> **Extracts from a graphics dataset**
^^^^^^^^
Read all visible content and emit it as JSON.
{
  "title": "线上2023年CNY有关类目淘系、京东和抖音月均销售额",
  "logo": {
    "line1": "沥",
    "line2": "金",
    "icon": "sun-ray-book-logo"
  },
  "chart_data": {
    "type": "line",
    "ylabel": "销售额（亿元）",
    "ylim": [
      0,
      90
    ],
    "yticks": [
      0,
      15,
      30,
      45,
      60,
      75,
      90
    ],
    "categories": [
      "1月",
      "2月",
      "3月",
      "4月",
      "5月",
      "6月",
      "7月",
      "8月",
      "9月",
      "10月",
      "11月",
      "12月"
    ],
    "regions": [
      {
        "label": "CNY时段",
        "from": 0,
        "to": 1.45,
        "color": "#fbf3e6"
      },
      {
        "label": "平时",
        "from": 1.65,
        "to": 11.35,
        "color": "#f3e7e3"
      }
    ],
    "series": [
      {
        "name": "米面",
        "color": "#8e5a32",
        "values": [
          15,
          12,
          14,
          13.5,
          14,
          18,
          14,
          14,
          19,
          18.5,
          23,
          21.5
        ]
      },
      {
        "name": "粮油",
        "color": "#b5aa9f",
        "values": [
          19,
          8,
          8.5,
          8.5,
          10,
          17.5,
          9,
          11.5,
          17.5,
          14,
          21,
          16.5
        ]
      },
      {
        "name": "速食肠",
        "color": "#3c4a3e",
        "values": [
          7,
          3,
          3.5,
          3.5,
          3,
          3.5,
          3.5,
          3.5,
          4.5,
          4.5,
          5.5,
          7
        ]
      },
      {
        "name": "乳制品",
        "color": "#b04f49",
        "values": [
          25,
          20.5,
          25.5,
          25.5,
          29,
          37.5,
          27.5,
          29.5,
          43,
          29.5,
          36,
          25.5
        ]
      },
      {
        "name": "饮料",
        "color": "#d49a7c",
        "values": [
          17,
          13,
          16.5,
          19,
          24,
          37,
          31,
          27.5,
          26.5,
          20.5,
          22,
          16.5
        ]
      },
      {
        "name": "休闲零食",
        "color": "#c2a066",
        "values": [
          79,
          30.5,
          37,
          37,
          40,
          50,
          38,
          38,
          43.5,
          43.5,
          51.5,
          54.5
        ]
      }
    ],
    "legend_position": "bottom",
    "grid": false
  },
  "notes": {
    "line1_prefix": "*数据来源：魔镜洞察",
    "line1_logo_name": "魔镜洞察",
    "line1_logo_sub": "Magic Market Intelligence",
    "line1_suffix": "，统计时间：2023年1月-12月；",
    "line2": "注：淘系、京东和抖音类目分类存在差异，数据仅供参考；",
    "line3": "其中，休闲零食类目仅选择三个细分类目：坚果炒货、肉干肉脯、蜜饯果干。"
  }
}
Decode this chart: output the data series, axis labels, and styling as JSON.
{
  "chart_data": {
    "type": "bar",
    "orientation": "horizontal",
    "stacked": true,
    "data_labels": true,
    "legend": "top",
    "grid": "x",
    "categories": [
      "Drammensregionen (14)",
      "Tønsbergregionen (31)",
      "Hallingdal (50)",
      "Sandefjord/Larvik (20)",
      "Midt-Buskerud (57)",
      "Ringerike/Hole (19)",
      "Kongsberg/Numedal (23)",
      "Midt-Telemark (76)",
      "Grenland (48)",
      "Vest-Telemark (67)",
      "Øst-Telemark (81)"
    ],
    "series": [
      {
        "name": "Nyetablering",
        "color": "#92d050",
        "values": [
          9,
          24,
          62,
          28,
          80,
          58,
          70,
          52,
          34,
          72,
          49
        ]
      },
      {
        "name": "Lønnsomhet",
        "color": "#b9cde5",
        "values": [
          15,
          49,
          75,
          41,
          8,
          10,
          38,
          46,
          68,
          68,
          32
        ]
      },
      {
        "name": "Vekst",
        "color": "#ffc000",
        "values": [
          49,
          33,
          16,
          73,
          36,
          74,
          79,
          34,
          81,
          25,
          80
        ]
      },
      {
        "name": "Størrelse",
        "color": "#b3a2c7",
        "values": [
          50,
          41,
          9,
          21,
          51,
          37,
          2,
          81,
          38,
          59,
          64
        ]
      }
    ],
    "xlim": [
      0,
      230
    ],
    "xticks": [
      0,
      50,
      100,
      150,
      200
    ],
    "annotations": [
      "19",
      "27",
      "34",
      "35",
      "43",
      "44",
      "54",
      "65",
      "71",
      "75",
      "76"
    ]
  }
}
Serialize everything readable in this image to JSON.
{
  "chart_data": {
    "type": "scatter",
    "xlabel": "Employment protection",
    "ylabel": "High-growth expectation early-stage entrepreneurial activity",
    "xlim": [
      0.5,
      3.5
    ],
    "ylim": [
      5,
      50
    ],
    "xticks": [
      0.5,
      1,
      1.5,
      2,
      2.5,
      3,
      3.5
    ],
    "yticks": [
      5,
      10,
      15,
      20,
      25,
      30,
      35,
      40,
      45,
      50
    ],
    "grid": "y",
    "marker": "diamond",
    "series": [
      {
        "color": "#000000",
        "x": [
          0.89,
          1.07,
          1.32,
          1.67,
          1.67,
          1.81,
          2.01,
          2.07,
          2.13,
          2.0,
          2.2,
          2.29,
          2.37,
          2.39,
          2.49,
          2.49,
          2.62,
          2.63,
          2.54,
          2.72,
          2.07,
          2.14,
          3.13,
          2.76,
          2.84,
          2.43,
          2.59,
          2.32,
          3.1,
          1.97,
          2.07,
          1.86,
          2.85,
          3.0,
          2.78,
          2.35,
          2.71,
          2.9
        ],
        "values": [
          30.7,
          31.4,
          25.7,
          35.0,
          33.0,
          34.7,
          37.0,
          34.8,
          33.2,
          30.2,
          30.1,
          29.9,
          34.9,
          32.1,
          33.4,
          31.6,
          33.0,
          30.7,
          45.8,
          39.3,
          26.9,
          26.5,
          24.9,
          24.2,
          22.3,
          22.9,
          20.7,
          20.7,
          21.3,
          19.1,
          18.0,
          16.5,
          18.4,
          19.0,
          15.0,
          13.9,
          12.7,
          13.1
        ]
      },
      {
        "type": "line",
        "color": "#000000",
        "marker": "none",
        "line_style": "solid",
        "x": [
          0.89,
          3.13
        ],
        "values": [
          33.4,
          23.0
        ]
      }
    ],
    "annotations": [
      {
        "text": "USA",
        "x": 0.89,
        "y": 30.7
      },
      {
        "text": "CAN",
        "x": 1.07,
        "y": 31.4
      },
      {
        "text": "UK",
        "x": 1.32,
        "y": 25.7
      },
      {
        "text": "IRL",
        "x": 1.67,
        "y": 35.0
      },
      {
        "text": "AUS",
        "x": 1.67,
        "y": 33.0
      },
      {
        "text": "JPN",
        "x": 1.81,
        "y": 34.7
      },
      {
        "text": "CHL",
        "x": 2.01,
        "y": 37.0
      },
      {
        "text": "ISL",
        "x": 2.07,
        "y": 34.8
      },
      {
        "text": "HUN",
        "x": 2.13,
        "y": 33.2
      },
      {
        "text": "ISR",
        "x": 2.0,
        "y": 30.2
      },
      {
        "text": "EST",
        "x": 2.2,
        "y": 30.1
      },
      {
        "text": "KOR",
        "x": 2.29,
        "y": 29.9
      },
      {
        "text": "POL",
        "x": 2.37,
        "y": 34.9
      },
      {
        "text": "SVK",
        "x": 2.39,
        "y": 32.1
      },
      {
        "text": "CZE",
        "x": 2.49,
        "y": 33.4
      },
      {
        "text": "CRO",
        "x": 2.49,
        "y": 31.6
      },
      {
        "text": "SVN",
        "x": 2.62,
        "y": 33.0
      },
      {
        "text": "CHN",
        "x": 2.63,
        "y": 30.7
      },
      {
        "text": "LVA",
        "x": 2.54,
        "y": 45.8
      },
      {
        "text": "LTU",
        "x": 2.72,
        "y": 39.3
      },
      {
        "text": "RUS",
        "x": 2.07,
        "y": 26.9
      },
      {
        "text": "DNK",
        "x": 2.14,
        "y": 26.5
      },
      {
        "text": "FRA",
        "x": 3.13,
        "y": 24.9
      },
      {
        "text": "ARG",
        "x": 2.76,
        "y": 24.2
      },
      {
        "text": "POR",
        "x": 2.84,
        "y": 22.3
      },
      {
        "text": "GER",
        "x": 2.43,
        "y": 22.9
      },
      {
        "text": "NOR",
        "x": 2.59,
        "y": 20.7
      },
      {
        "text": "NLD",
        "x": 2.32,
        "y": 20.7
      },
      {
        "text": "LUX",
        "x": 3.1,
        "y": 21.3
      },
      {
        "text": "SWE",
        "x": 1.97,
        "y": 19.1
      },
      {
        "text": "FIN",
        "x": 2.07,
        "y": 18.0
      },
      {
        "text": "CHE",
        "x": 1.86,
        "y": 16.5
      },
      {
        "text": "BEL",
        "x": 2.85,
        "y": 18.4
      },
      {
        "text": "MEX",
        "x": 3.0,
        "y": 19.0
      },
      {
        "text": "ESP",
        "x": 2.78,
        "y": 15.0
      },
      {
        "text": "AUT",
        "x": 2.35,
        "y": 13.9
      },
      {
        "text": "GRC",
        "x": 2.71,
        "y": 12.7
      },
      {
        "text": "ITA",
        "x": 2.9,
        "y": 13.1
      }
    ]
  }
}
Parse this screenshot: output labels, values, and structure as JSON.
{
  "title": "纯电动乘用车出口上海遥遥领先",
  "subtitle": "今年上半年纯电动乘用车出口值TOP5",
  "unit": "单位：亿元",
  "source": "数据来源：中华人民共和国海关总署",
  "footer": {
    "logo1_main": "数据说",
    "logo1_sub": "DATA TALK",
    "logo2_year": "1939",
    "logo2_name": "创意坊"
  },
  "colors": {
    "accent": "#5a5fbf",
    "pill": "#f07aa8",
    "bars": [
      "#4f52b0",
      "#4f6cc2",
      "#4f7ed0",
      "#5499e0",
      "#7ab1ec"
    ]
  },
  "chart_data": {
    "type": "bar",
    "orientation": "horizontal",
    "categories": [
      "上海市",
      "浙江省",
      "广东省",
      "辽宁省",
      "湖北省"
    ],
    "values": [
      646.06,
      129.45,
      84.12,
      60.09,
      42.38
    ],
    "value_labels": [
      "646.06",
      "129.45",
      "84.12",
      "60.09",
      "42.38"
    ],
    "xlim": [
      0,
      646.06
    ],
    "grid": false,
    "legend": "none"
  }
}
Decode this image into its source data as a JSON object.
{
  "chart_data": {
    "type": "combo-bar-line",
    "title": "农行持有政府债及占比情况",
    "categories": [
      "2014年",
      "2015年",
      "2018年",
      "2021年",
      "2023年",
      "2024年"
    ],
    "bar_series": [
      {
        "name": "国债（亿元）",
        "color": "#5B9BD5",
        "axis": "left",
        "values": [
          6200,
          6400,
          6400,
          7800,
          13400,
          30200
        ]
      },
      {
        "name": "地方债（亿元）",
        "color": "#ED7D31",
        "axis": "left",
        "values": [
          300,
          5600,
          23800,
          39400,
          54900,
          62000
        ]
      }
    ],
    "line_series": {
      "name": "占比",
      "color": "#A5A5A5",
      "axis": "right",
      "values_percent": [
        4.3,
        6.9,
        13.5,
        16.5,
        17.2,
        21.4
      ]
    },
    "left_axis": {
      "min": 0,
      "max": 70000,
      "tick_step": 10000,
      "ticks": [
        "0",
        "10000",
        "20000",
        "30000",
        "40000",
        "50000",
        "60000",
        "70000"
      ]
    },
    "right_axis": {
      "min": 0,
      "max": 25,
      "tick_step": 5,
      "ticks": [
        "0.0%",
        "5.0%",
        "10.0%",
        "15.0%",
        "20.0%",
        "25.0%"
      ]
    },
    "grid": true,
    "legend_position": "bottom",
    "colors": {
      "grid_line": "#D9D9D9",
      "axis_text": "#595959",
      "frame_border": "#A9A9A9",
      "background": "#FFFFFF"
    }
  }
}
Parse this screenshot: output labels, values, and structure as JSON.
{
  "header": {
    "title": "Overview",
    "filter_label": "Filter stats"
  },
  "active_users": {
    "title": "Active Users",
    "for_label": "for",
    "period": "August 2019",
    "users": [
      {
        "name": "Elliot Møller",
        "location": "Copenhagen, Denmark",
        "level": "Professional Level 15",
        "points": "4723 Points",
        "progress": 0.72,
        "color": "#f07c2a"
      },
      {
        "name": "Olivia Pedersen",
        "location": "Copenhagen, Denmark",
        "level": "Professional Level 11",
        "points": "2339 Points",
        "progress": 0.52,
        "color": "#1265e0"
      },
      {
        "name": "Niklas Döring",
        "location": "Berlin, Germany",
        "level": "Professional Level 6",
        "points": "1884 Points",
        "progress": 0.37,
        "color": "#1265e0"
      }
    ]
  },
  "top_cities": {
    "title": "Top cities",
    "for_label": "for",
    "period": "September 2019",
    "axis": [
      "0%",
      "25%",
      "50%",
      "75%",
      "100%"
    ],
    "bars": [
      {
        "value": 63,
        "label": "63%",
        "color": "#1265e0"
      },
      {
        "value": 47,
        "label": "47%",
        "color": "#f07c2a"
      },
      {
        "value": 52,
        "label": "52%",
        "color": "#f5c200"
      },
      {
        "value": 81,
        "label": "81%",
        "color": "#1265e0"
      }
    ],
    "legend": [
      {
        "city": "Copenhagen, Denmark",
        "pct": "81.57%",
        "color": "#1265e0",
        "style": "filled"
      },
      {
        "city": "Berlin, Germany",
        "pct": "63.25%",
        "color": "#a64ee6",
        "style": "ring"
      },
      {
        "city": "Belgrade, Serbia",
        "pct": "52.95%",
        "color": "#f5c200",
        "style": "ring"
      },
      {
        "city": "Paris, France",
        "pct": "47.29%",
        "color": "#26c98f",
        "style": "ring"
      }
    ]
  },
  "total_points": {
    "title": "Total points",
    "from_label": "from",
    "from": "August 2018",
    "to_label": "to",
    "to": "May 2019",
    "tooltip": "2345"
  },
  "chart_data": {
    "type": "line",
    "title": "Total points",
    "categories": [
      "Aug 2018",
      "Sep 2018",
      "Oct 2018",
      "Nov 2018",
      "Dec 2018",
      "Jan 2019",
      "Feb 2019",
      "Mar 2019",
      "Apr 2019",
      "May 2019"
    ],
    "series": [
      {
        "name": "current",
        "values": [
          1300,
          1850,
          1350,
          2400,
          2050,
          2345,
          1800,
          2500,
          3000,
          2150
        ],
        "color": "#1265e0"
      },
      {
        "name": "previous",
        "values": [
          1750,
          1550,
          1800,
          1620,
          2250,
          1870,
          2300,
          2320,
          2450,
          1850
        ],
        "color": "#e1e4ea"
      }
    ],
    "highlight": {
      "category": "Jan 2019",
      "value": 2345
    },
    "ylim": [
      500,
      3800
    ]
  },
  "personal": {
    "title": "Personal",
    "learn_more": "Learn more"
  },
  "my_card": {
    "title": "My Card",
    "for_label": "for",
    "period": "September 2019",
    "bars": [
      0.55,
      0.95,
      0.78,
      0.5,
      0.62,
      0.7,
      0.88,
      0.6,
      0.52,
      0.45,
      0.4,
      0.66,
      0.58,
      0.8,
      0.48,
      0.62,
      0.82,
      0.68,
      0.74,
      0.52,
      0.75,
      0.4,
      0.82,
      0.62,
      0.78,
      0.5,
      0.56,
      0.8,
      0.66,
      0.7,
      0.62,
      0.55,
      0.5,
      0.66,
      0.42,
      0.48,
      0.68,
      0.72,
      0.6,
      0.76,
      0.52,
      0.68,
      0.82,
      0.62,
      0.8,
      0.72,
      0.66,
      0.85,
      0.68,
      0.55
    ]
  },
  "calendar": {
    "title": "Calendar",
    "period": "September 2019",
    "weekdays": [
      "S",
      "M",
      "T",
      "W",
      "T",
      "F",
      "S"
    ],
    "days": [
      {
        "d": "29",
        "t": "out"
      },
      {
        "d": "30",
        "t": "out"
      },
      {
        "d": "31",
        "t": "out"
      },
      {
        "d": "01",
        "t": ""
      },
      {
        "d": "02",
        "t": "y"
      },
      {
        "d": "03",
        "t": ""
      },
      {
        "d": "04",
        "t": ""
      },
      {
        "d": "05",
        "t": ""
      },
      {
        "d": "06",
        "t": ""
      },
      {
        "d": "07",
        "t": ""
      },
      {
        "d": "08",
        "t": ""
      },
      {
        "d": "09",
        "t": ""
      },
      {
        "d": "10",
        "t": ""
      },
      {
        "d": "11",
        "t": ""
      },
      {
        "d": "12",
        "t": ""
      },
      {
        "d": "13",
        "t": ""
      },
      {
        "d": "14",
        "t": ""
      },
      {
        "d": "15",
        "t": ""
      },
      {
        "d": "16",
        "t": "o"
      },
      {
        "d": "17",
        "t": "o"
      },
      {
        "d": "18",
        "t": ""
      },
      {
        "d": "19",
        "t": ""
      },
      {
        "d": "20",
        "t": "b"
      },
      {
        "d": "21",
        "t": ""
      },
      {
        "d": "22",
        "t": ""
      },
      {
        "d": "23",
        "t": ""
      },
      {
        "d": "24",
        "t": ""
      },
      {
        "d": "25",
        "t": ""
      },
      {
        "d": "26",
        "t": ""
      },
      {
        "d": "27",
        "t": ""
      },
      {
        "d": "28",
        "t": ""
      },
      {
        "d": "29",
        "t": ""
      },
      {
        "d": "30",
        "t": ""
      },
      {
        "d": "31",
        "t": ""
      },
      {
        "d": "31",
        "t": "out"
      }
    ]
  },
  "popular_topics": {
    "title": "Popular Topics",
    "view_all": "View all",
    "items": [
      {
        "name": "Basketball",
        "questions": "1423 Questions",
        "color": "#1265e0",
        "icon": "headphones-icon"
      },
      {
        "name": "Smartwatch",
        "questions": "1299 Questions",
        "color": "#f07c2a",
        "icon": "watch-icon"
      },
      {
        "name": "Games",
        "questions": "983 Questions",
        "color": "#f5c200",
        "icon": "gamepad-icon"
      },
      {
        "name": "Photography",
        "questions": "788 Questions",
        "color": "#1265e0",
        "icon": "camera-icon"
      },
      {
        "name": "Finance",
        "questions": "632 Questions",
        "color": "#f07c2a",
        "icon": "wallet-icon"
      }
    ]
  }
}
^^^^^^^^
> **What is being asked**
Your answer should be a single number: the count of lines in the material above that contain "Telemark".

> **Output of the exercise**
3